--- DO THIS ---
Locate every line in the material below that has the word "text". Copy each of those lines.

[Figure dataset records]
============
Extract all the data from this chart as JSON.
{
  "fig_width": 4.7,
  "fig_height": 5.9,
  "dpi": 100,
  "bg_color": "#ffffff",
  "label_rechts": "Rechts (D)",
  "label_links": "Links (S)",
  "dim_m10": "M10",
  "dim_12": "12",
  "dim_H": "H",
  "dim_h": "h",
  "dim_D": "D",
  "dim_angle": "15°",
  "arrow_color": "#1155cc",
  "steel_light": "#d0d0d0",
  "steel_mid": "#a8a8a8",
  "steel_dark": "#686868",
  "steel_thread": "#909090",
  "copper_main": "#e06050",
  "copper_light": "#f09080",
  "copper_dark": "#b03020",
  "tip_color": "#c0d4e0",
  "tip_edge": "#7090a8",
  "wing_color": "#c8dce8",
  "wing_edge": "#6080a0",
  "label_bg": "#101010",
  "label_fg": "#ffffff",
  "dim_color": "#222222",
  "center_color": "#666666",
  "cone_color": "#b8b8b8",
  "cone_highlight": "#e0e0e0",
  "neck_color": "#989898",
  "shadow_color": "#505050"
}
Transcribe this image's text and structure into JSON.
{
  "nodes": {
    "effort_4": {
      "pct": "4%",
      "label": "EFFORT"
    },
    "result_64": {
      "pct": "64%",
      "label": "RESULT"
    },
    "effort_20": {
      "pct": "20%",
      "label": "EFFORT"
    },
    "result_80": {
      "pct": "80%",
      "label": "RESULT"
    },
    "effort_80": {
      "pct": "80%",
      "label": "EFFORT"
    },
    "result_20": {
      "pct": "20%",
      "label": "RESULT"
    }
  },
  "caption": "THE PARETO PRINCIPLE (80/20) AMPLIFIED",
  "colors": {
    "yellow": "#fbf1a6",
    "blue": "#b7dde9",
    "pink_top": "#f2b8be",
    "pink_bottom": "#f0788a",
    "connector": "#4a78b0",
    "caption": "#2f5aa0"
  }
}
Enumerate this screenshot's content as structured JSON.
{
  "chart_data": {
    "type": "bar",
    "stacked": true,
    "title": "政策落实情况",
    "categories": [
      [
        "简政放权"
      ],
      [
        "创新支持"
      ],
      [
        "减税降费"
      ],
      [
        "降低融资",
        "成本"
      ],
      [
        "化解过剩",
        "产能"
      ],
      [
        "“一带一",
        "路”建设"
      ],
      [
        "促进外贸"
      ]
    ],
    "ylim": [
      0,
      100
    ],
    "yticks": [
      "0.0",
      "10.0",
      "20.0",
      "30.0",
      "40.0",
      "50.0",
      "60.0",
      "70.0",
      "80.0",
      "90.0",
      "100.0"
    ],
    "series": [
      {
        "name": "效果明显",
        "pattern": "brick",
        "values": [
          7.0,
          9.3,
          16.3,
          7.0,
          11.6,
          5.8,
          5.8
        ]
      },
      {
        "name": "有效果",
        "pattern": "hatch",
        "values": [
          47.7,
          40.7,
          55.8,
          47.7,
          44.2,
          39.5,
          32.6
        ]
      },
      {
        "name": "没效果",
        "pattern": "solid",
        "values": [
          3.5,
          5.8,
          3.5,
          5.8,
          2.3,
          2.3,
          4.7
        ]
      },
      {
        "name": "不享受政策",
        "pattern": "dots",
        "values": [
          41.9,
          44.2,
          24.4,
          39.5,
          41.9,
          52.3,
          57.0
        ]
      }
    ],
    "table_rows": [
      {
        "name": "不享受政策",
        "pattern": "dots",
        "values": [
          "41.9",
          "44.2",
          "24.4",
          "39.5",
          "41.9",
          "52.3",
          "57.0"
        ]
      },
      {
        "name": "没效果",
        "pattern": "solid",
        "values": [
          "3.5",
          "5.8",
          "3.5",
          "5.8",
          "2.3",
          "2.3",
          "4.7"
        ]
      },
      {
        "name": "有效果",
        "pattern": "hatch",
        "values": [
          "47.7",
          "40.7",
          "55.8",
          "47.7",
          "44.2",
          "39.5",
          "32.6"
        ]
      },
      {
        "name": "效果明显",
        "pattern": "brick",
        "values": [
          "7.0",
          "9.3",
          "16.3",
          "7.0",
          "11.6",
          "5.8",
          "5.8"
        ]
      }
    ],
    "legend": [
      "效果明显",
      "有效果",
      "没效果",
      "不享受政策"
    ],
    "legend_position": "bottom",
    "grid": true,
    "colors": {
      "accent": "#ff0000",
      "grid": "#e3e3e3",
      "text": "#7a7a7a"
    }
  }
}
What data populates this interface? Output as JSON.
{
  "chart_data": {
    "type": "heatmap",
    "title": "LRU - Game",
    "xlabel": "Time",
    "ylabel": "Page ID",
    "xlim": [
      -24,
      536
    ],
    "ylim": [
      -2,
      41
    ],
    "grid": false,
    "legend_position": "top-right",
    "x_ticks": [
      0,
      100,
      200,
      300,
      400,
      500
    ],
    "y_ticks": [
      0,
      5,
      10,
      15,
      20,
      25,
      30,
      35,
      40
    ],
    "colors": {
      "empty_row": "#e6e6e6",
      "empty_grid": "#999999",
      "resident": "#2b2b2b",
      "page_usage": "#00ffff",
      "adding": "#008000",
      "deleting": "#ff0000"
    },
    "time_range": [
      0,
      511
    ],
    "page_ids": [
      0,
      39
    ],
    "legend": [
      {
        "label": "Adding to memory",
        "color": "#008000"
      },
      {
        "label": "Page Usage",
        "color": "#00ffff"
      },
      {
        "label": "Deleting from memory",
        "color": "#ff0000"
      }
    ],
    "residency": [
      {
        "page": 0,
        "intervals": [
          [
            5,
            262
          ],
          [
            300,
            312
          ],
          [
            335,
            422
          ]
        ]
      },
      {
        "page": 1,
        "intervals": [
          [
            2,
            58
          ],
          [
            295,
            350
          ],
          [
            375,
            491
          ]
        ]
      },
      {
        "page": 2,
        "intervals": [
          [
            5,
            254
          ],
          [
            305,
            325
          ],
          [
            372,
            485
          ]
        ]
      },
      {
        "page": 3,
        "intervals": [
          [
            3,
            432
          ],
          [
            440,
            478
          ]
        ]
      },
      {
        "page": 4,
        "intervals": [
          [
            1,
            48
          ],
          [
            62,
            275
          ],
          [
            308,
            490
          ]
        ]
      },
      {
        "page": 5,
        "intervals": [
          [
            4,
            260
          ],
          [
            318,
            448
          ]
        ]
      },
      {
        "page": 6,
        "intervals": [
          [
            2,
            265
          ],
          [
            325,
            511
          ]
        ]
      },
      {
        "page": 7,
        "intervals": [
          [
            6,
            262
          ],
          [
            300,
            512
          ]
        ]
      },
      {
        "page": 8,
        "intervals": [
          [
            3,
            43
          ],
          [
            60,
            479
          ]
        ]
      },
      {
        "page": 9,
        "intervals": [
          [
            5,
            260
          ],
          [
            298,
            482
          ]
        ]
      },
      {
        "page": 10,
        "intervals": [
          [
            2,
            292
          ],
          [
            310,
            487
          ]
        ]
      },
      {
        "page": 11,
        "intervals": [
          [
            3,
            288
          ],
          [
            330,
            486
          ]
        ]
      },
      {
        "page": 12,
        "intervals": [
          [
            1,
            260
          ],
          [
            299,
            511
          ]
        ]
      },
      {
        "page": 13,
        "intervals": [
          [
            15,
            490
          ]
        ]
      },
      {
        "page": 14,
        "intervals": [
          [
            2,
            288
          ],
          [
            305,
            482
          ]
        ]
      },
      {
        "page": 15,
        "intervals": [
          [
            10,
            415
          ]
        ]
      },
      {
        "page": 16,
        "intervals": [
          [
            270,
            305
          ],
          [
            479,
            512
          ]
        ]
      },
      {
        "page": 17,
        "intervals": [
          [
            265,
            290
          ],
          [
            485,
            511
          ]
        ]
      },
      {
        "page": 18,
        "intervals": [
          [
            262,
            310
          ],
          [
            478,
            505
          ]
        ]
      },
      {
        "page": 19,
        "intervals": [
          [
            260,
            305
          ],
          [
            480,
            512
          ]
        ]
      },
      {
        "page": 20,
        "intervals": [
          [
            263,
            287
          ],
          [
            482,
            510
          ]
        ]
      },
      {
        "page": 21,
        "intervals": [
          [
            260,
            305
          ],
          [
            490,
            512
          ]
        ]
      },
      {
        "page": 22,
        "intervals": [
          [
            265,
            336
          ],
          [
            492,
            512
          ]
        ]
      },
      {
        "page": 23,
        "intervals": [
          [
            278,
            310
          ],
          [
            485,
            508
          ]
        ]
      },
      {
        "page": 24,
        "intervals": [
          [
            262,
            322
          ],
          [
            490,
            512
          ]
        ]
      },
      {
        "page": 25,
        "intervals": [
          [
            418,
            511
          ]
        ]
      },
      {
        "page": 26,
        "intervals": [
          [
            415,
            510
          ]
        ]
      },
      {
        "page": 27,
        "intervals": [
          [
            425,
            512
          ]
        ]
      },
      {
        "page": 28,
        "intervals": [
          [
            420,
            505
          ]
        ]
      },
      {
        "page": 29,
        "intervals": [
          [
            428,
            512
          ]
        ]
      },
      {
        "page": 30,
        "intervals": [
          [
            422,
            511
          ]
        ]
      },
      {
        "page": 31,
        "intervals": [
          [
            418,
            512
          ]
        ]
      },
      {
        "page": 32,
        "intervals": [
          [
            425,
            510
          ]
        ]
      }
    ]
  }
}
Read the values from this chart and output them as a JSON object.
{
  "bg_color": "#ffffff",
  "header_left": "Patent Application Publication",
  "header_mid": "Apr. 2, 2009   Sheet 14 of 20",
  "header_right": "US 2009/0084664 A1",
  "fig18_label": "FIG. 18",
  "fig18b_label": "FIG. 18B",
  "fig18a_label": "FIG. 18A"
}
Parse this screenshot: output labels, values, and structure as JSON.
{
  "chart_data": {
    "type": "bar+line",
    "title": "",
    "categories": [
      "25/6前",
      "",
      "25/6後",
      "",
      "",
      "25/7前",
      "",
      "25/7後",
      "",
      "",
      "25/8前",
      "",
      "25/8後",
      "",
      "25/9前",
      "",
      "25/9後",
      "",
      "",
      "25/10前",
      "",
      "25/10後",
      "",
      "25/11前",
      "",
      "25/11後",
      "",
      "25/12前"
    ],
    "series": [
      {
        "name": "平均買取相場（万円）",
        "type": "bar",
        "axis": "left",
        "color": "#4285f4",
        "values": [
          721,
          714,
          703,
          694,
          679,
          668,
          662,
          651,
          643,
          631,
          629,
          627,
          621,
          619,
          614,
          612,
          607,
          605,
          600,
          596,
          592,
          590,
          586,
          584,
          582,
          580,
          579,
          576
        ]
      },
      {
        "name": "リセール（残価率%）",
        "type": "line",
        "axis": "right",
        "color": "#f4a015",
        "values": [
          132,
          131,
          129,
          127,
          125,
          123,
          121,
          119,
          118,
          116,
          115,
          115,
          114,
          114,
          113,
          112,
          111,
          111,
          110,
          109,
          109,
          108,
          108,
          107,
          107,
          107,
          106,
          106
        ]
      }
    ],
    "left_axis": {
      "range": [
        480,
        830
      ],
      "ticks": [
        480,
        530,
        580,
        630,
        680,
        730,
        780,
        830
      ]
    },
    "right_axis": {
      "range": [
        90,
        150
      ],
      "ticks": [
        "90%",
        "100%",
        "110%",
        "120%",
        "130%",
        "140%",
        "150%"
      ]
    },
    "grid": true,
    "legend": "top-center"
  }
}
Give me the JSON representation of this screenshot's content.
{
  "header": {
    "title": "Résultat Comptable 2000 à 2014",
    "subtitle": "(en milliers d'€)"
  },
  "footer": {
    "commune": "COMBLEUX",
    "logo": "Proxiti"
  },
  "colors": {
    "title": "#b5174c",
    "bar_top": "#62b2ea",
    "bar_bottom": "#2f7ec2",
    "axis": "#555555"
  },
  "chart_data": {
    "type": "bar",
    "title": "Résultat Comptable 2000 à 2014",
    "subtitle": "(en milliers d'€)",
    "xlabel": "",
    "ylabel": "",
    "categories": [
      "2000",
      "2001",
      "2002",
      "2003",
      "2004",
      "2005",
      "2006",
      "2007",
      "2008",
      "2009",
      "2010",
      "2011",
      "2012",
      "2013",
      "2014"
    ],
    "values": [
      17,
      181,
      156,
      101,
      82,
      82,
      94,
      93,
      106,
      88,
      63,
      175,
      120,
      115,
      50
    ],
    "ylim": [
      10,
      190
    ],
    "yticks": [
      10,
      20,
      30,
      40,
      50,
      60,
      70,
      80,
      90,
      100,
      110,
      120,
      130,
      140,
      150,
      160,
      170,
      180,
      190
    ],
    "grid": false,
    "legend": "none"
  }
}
============
--- SOLUTION TO THIS EXERCISE ---
Transcribe this image's text and structure into JSON.
      "text": "#7a7a7a"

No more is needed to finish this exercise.